• Short problem: From the entries that follow, extract each line holding the string "roto".

• Listed entries:
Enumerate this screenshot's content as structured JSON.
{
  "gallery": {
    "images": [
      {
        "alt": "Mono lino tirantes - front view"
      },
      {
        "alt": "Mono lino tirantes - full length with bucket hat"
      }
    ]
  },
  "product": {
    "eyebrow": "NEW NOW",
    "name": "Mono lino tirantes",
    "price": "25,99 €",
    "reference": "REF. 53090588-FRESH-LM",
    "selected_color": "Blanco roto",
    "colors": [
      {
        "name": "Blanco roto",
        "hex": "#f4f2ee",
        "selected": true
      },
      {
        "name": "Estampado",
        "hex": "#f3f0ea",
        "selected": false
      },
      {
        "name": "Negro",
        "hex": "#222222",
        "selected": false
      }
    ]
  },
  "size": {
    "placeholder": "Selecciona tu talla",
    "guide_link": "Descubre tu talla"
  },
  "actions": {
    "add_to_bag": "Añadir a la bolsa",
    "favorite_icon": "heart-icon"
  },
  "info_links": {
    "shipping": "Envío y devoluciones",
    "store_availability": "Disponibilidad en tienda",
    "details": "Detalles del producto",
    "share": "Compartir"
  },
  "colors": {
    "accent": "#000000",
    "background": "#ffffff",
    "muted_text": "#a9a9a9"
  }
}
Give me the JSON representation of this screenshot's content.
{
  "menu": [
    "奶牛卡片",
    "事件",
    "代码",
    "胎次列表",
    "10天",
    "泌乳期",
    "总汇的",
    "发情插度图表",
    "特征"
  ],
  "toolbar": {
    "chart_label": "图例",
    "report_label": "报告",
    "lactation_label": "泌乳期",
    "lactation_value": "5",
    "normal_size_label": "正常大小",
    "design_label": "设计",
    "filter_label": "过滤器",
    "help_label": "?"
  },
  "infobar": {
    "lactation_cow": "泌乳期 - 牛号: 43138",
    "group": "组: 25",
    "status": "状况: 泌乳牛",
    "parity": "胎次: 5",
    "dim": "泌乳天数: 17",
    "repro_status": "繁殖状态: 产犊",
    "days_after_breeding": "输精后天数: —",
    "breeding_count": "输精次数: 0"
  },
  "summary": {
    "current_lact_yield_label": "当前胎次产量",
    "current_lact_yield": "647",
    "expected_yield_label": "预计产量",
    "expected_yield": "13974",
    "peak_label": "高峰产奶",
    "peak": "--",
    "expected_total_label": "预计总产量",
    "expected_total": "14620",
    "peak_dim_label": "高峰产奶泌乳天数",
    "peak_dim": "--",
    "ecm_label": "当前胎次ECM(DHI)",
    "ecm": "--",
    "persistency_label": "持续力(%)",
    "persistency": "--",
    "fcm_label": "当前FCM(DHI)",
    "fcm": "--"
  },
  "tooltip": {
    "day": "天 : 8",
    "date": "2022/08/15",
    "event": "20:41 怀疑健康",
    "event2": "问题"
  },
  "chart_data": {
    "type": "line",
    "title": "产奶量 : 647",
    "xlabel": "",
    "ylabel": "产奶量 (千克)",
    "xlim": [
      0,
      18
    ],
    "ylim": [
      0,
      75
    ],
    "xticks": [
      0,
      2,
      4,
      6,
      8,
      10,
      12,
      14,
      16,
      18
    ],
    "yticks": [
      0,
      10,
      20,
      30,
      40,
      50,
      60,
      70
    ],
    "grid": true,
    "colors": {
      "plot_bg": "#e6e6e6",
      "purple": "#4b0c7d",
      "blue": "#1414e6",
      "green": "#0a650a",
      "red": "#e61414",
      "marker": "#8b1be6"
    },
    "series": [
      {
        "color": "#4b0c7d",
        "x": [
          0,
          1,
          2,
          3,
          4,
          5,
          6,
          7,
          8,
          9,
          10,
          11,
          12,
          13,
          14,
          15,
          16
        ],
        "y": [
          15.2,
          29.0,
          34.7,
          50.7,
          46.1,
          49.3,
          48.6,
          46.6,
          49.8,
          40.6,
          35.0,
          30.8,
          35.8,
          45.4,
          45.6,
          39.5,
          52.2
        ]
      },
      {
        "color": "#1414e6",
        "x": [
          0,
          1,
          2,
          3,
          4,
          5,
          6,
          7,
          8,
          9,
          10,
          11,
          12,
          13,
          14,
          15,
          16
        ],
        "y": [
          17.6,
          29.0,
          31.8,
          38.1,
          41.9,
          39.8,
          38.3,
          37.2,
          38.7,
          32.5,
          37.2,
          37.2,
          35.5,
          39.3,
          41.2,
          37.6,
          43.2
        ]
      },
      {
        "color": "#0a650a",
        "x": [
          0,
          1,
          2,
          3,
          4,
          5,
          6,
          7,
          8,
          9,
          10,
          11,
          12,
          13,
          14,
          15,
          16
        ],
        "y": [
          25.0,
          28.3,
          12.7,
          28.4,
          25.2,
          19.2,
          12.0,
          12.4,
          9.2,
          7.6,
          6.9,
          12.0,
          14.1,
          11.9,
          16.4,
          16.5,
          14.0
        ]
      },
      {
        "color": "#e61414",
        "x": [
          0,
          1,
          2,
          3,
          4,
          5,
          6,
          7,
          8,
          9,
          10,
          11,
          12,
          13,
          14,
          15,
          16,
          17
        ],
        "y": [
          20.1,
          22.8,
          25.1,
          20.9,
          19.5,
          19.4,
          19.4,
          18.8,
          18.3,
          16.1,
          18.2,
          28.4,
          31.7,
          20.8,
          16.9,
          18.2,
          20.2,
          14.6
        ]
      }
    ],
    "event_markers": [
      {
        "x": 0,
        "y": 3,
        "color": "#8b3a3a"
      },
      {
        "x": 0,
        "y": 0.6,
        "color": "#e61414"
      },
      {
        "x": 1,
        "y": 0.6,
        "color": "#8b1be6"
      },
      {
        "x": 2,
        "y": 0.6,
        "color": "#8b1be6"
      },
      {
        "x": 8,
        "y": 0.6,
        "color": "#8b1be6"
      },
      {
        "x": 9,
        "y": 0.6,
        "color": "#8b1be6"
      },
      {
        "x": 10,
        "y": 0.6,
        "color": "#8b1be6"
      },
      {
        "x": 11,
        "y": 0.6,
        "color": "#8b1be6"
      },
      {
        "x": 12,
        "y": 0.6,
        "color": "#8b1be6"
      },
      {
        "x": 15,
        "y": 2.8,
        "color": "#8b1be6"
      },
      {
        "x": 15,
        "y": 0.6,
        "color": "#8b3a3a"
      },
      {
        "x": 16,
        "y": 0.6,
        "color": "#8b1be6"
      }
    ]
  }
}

• Solution for this exercise:
    "selected_color": "Blanco roto",
        "name": "Blanco roto",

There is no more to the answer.